## What this task involves
Answer with a single number: how many lines in the listing below include "folder"?

----------------

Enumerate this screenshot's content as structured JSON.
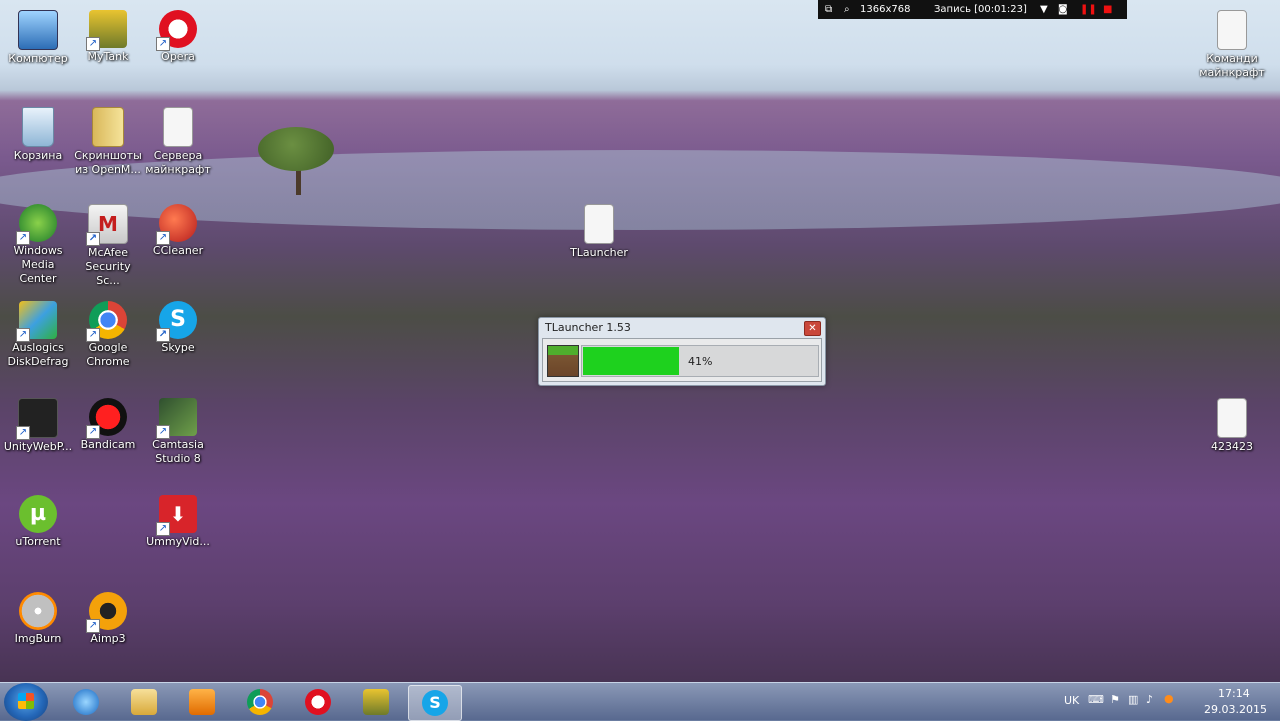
{
  "recorder": {
    "resolution": "1366x768",
    "status": "Запись [00:01:23]"
  },
  "desktop_icons": [
    {
      "label": "Компютер",
      "icon": "computer-icon",
      "shortcut": false
    },
    {
      "label": "MyTank",
      "icon": "tank-game-icon",
      "shortcut": true
    },
    {
      "label": "Opera",
      "icon": "opera-icon",
      "shortcut": true
    },
    {
      "label": "Корзина",
      "icon": "recycle-bin-icon",
      "shortcut": false
    },
    {
      "label": "Скриншоты\nиз OpenM...",
      "icon": "folder-icon",
      "shortcut": false
    },
    {
      "label": "Сервера\nмайнкрафт",
      "icon": "text-file-icon",
      "shortcut": false
    },
    {
      "label": "Windows\nMedia Center",
      "icon": "windows-media-center-icon",
      "shortcut": true
    },
    {
      "label": "McAfee\nSecurity Sc...",
      "icon": "mcafee-icon",
      "shortcut": true
    },
    {
      "label": "CCleaner",
      "icon": "ccleaner-icon",
      "shortcut": true
    },
    {
      "label": "TLauncher",
      "icon": "java-file-icon",
      "shortcut": false
    },
    {
      "label": "Auslogics\nDiskDefrag",
      "icon": "auslogics-icon",
      "shortcut": true
    },
    {
      "label": "Google\nChrome",
      "icon": "chrome-icon",
      "shortcut": true
    },
    {
      "label": "Skype",
      "icon": "skype-icon",
      "shortcut": true
    },
    {
      "label": "UnityWebP...",
      "icon": "unity-icon",
      "shortcut": true
    },
    {
      "label": "Bandicam",
      "icon": "bandicam-icon",
      "shortcut": true
    },
    {
      "label": "Camtasia\nStudio 8",
      "icon": "camtasia-icon",
      "shortcut": true
    },
    {
      "label": "uTorrent",
      "icon": "utorrent-icon",
      "shortcut": false
    },
    {
      "label": "UmmyVid...",
      "icon": "ummy-video-icon",
      "shortcut": true
    },
    {
      "label": "ImgBurn",
      "icon": "imgburn-icon",
      "shortcut": false
    },
    {
      "label": "Aimp3",
      "icon": "aimp-icon",
      "shortcut": true
    },
    {
      "label": "Команди\nмайнкрафт",
      "icon": "text-file-icon",
      "shortcut": false
    },
    {
      "label": "423423",
      "icon": "text-file-icon",
      "shortcut": false
    }
  ],
  "tlauncher": {
    "title": "TLauncher 1.53",
    "progress_percent": 41,
    "progress_label": "41%"
  },
  "taskbar": {
    "pinned": [
      "internet-explorer-icon",
      "explorer-folder-icon",
      "media-player-icon",
      "chrome-icon",
      "opera-icon",
      "tank-game-icon",
      "skype-icon"
    ],
    "active": "skype-icon",
    "language": "UK",
    "time": "17:14",
    "date": "29.03.2015"
  },
  "colors": {
    "progress_fill": "#1ed11e",
    "close_button": "#c9473a"
  }
}
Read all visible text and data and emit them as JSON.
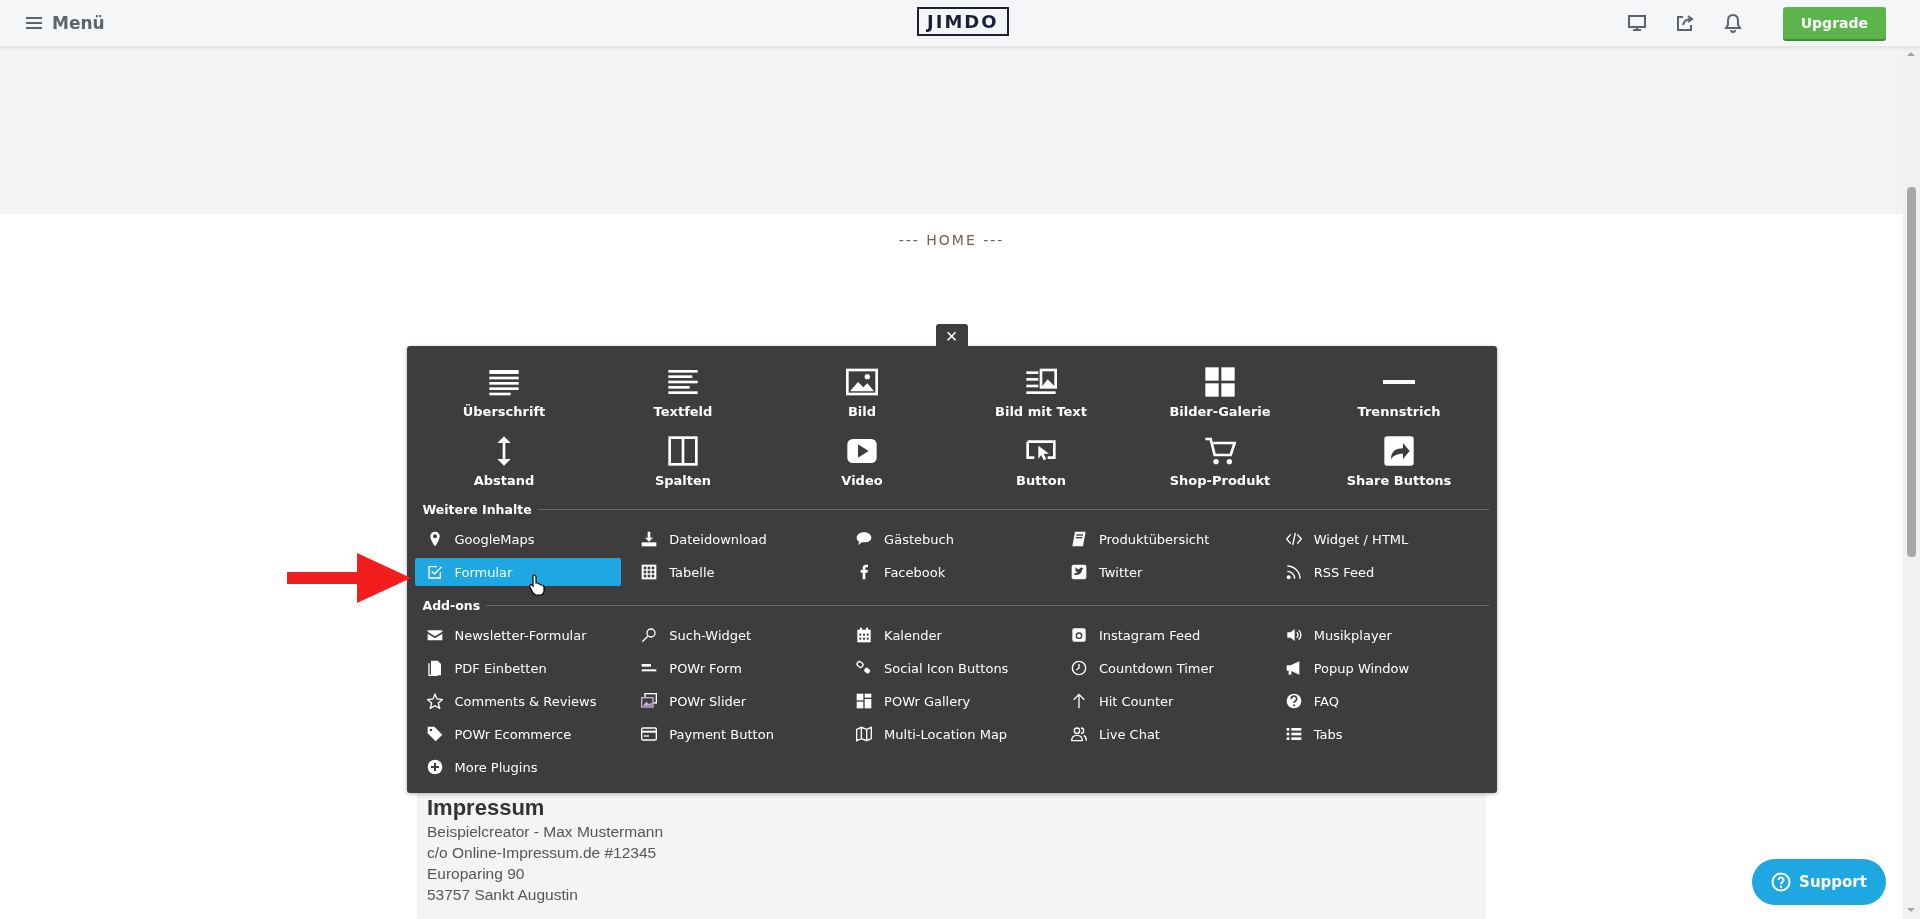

----------------

## Answer to the exercise
2